In the listing below, pick out lines with "Seite".

-----

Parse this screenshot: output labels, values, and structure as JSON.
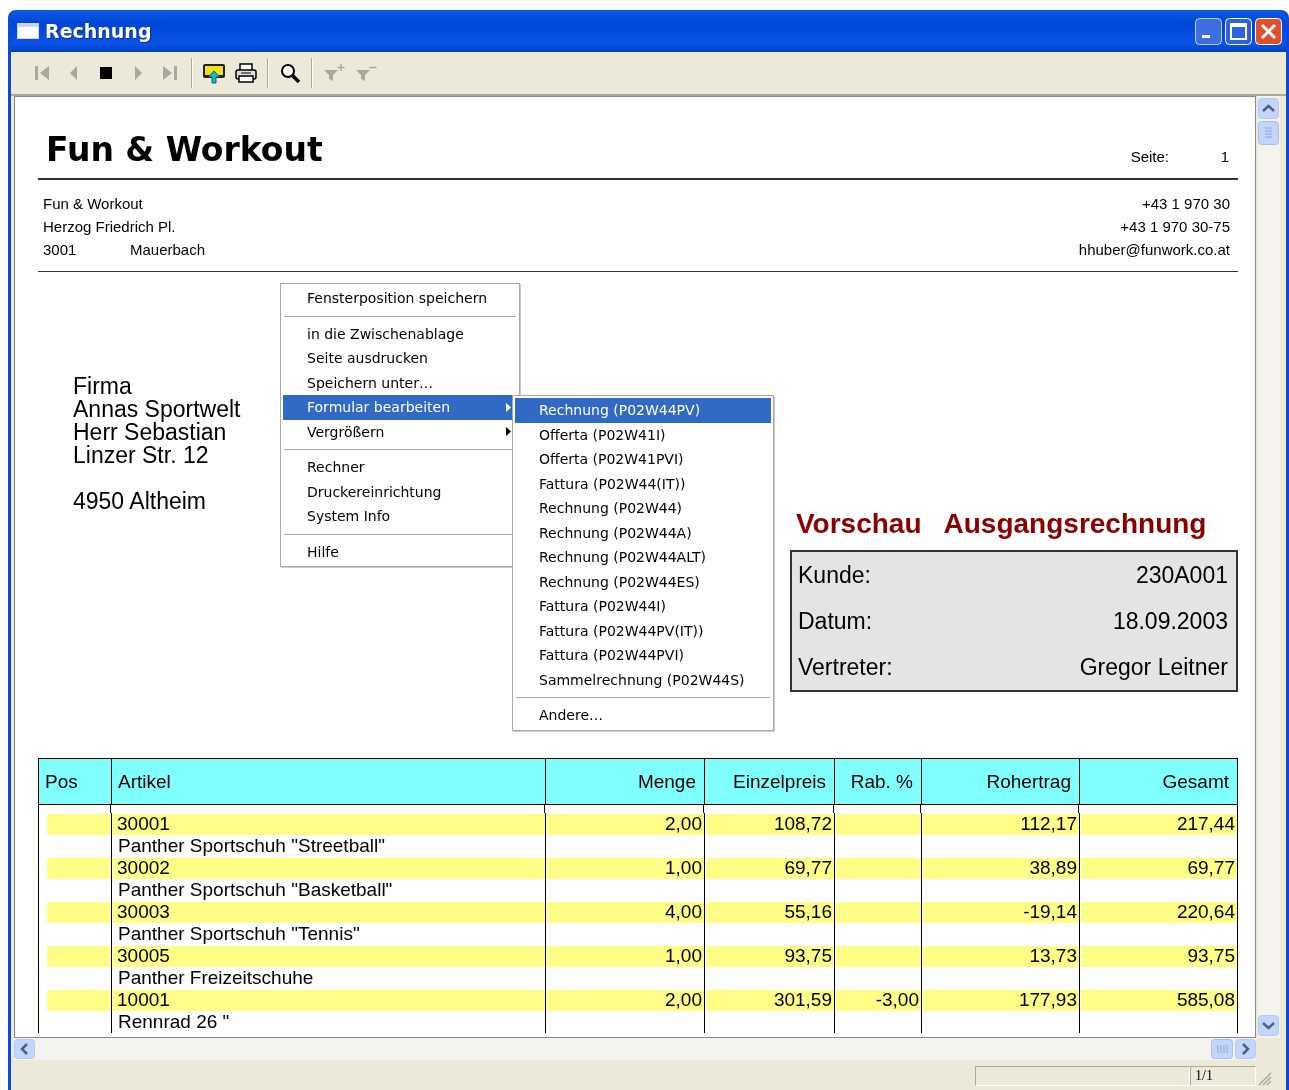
{
  "window": {
    "title": "Rechnung",
    "controls": [
      {
        "kind": "minimize"
      },
      {
        "kind": "maximize"
      },
      {
        "kind": "close"
      }
    ]
  },
  "toolbar": [
    {
      "kind": "first",
      "disabled": true
    },
    {
      "kind": "prev",
      "disabled": true
    },
    {
      "kind": "stop",
      "disabled": false
    },
    {
      "kind": "next",
      "disabled": true
    },
    {
      "kind": "last",
      "disabled": true
    },
    {
      "kind": "separator"
    },
    {
      "kind": "export",
      "disabled": false
    },
    {
      "kind": "print",
      "disabled": false
    },
    {
      "kind": "separator"
    },
    {
      "kind": "search",
      "disabled": false
    },
    {
      "kind": "separator"
    },
    {
      "kind": "filter-add",
      "disabled": true
    },
    {
      "kind": "filter-remove",
      "disabled": true
    }
  ],
  "report": {
    "company": "Fun & Workout",
    "page_label": "Seite:",
    "page_number": "1",
    "sender_lines": [
      "Fun & Workout",
      "Herzog Friedrich Pl."
    ],
    "sender_zip": "3001",
    "sender_city": "Mauerbach",
    "contact_lines": [
      "+43 1 970 30",
      "+43 1 970 30-75",
      "hhuber@funwork.co.at"
    ],
    "recipient_lines": [
      "Firma",
      "Annas Sportwelt",
      "Herr Sebastian",
      "Linzer Str. 12"
    ],
    "recipient_city": "4950 Altheim",
    "preview_label": "Vorschau",
    "document_title": "Ausgangsrechnung",
    "info": [
      {
        "label": "Kunde:",
        "value": "230A001"
      },
      {
        "label": "Datum:",
        "value": "18.09.2003"
      },
      {
        "label": "Vertreter:",
        "value": "Gregor Leitner"
      }
    ],
    "table": {
      "columns": [
        "Pos",
        "Artikel",
        "Menge",
        "Einzelpreis",
        "Rab. %",
        "Rohertrag",
        "Gesamt"
      ],
      "rows": [
        {
          "article_no": "30001",
          "description": "Panther Sportschuh \"Streetball\"",
          "menge": "2,00",
          "einzelpreis": "108,72",
          "rohertrag": "112,17",
          "gesamt": "217,44"
        },
        {
          "article_no": "30002",
          "description": "Panther Sportschuh \"Basketball\"",
          "menge": "1,00",
          "einzelpreis": "69,77",
          "rohertrag": "38,89",
          "gesamt": "69,77"
        },
        {
          "article_no": "30003",
          "description": "Panther Sportschuh \"Tennis\"",
          "menge": "4,00",
          "einzelpreis": "55,16",
          "rohertrag": "-19,14",
          "gesamt": "220,64"
        },
        {
          "article_no": "30005",
          "description": "Panther Freizeitschuhe",
          "menge": "1,00",
          "einzelpreis": "93,75",
          "rohertrag": "13,73",
          "gesamt": "93,75"
        },
        {
          "article_no": "10001",
          "description": "Rennrad 26 \"",
          "menge": "2,00",
          "einzelpreis": "301,59",
          "rabatt": "-3,00",
          "rohertrag": "177,93",
          "gesamt": "585,08"
        }
      ]
    }
  },
  "context_menu": {
    "groups": [
      [
        {
          "label": "Fensterposition speichern",
          "selected": false,
          "has_submenu": false
        }
      ],
      [
        {
          "label": "in die Zwischenablage",
          "selected": false,
          "has_submenu": false
        },
        {
          "label": "Seite ausdrucken",
          "selected": false,
          "has_submenu": false
        },
        {
          "label": "Speichern unter…",
          "selected": false,
          "has_submenu": false
        },
        {
          "label": "Formular bearbeiten",
          "selected": true,
          "has_submenu": true
        },
        {
          "label": "Vergrößern",
          "selected": false,
          "has_submenu": true
        }
      ],
      [
        {
          "label": "Rechner",
          "selected": false,
          "has_submenu": false
        },
        {
          "label": "Druckereinrichtung",
          "selected": false,
          "has_submenu": false
        },
        {
          "label": "System Info",
          "selected": false,
          "has_submenu": false
        }
      ],
      [
        {
          "label": "Hilfe",
          "selected": false,
          "has_submenu": false
        }
      ]
    ]
  },
  "submenu": {
    "groups": [
      [
        {
          "label": "Rechnung (P02W44PV)",
          "selected": true,
          "has_submenu": false
        },
        {
          "label": "Offerta (P02W41I)",
          "selected": false,
          "has_submenu": false
        },
        {
          "label": "Offerta (P02W41PVI)",
          "selected": false,
          "has_submenu": false
        },
        {
          "label": "Fattura (P02W44(IT))",
          "selected": false,
          "has_submenu": false
        },
        {
          "label": "Rechnung (P02W44)",
          "selected": false,
          "has_submenu": false
        },
        {
          "label": "Rechnung (P02W44A)",
          "selected": false,
          "has_submenu": false
        },
        {
          "label": "Rechnung (P02W44ALT)",
          "selected": false,
          "has_submenu": false
        },
        {
          "label": "Rechnung (P02W44ES)",
          "selected": false,
          "has_submenu": false
        },
        {
          "label": "Fattura (P02W44I)",
          "selected": false,
          "has_submenu": false
        },
        {
          "label": "Fattura (P02W44PV(IT))",
          "selected": false,
          "has_submenu": false
        },
        {
          "label": "Fattura (P02W44PVI)",
          "selected": false,
          "has_submenu": false
        },
        {
          "label": "Sammelrechnung (P02W44S)",
          "selected": false,
          "has_submenu": false
        }
      ],
      [
        {
          "label": "Andere…",
          "selected": false,
          "has_submenu": false
        }
      ]
    ]
  },
  "status_bar": {
    "panels": [
      "1/1"
    ]
  }
}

-----

▶ **Solved problem**
    "page_label": "Seite:",
          "label": "Seite ausdrucken",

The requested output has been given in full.